[start of DATASET ROWS]

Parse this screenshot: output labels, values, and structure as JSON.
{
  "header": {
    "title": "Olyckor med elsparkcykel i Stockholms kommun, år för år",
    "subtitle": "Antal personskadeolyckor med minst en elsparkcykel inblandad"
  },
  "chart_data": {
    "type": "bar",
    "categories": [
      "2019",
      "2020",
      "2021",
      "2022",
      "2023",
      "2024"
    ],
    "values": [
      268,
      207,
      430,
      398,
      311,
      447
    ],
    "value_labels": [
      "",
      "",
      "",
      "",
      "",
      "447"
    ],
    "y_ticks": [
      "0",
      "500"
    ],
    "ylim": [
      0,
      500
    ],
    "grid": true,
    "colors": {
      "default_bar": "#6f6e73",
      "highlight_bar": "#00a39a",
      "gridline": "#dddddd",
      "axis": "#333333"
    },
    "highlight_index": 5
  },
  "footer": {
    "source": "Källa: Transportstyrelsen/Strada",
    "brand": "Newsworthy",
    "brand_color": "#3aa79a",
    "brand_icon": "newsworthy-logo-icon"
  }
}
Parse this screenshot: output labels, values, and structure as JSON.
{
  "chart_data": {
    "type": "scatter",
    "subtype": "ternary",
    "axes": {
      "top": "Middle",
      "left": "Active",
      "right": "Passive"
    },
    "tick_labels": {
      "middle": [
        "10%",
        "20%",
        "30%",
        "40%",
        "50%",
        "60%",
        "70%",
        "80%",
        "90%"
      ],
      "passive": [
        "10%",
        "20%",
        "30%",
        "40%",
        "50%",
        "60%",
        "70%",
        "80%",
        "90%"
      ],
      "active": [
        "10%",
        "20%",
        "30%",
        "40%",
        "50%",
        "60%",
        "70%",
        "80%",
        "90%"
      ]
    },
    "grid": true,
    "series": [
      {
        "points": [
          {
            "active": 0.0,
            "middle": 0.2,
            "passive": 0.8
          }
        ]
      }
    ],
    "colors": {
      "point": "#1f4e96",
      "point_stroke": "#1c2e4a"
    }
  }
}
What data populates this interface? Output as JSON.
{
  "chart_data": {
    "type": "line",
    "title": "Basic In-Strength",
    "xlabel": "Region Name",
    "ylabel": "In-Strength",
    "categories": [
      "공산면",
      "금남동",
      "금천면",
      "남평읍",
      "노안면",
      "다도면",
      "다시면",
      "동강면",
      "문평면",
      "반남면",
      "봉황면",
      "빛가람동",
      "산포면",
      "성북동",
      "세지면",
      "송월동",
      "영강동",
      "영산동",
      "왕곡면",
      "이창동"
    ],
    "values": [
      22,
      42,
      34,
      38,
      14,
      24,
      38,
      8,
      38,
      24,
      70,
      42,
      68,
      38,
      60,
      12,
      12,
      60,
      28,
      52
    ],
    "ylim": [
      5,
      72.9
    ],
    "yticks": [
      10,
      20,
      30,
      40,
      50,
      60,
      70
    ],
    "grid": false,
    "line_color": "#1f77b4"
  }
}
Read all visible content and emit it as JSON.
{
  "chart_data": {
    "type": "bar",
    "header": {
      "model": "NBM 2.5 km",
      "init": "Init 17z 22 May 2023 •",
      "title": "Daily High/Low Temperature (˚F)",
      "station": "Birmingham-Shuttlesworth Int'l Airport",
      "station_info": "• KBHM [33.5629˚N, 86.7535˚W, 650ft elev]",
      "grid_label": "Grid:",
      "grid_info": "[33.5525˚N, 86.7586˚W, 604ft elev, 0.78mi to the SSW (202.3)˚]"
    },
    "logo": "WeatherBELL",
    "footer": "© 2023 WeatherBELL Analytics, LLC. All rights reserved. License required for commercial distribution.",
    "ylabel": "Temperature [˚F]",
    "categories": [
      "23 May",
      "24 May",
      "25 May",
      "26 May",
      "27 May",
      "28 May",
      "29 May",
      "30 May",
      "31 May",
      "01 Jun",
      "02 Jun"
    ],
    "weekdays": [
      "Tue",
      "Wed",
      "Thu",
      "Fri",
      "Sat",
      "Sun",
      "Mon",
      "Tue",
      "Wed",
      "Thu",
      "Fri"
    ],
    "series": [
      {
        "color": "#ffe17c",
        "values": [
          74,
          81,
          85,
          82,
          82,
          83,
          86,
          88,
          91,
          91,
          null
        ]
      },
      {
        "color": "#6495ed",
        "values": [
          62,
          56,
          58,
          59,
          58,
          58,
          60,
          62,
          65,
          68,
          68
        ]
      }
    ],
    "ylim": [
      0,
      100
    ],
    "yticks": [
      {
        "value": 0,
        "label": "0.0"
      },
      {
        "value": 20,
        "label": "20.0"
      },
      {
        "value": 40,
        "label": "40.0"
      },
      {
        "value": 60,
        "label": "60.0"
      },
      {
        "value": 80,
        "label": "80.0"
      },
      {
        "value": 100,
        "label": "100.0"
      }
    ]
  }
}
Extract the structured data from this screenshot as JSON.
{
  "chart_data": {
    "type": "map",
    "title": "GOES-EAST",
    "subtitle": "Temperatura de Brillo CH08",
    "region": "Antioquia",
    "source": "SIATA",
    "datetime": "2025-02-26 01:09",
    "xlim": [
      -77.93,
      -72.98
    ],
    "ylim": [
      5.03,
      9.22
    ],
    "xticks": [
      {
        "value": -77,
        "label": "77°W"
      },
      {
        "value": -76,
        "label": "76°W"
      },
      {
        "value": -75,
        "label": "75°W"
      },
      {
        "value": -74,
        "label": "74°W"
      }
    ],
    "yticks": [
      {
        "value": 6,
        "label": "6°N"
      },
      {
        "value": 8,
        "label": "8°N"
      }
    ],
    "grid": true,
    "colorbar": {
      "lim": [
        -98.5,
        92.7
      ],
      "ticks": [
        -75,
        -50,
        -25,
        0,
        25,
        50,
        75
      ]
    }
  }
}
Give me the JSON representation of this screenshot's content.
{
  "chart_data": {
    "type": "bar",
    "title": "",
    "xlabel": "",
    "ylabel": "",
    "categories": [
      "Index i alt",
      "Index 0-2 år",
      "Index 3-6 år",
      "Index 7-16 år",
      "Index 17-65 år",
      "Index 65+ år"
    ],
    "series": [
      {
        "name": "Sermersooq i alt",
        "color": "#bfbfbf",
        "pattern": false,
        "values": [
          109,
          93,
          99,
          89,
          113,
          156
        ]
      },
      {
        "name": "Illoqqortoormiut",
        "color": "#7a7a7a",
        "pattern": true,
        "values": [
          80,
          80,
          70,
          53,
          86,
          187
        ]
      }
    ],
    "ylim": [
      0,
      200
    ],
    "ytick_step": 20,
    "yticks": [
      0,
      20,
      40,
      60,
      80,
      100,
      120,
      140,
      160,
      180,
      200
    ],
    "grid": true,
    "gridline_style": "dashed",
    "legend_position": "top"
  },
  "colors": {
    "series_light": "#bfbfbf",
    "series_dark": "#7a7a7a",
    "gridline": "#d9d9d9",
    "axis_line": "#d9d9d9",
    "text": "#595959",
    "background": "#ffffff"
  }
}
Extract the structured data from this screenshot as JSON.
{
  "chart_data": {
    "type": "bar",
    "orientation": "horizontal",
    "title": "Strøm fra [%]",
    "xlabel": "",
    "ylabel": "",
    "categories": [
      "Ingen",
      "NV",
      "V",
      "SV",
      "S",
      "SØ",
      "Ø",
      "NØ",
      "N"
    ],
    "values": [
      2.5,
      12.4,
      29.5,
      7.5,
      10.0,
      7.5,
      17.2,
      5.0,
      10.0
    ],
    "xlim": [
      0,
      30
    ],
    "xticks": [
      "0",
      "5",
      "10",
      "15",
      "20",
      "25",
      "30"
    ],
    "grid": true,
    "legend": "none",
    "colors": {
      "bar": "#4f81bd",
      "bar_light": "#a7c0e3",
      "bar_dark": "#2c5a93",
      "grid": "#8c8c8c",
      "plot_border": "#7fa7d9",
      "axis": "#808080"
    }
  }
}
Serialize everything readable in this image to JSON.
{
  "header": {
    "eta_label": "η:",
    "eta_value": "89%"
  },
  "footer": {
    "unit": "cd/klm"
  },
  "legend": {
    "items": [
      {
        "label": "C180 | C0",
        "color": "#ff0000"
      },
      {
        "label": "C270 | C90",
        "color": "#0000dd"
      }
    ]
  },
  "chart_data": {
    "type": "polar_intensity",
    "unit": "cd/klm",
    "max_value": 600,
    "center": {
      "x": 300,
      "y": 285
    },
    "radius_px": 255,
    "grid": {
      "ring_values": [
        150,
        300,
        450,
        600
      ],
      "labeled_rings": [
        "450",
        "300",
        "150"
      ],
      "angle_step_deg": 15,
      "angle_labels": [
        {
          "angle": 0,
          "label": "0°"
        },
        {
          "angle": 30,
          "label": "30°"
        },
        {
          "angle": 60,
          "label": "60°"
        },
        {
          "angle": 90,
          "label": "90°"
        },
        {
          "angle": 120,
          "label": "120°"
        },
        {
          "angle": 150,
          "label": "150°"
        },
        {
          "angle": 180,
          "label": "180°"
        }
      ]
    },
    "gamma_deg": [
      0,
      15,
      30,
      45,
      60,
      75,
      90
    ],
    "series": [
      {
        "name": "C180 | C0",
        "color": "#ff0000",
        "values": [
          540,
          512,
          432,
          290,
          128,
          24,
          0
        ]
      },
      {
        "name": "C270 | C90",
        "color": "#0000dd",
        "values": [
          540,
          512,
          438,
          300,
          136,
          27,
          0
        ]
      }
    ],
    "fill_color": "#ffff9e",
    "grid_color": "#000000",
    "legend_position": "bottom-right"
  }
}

[end of DATASET ROWS]

■ SET EXERCISE
Of the lines above, how many include the word "subtitle"? Reply with the number only.

■ FULL ANSWER
2